Entries taken from a collection:

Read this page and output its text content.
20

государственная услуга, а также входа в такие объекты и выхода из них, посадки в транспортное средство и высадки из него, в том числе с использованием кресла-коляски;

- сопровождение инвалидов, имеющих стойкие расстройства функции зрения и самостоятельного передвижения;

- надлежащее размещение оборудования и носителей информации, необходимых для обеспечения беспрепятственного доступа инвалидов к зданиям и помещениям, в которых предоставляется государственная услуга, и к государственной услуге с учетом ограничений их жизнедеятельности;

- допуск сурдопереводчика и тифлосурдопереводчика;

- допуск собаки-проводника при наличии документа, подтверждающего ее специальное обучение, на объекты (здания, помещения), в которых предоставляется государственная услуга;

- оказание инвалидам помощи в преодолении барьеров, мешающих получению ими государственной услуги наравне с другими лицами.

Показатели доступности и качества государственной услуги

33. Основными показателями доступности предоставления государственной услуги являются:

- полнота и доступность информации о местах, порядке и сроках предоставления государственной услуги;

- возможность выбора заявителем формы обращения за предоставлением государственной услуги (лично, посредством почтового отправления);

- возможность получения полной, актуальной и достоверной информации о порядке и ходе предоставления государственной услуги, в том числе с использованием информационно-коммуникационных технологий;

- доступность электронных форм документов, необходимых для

— WHAT THE TASK REQUIRES —
Give the listing again, word for word.

— THE SOLUTION —
Read this page and output its text content.
20

государственная услуга, а также входа в такие объекты и выхода из них, посадки в транспортное средство и высадки из него, в том числе с использованием кресла-коляски;

- сопровождение инвалидов, имеющих стойкие расстройства функции зрения и самостоятельного передвижения;

- надлежащее размещение оборудования и носителей информации, необходимых для обеспечения беспрепятственного доступа инвалидов к зданиям и помещениям, в которых предоставляется государственная услуга, и к государственной услуге с учетом ограничений их жизнедеятельности;

- допуск сурдопереводчика и тифлосурдопереводчика;

- допуск собаки-проводника при наличии документа, подтверждающего ее специальное обучение, на объекты (здания, помещения), в которых предоставляется государственная услуга;

- оказание инвалидам помощи в преодолении барьеров, мешающих получению ими государственной услуги наравне с другими лицами.

Показатели доступности и качества государственной услуги

33. Основными показателями доступности предоставления государственной услуги являются:

- полнота и доступность информации о местах, порядке и сроках предоставления государственной услуги;

- возможность выбора заявителем формы обращения за предоставлением государственной услуги (лично, посредством почтового отправления);

- возможность получения полной, актуальной и достоверной информации о порядке и ходе предоставления государственной услуги, в том числе с использованием информационно-коммуникационных технологий;

- доступность электронных форм документов, необходимых для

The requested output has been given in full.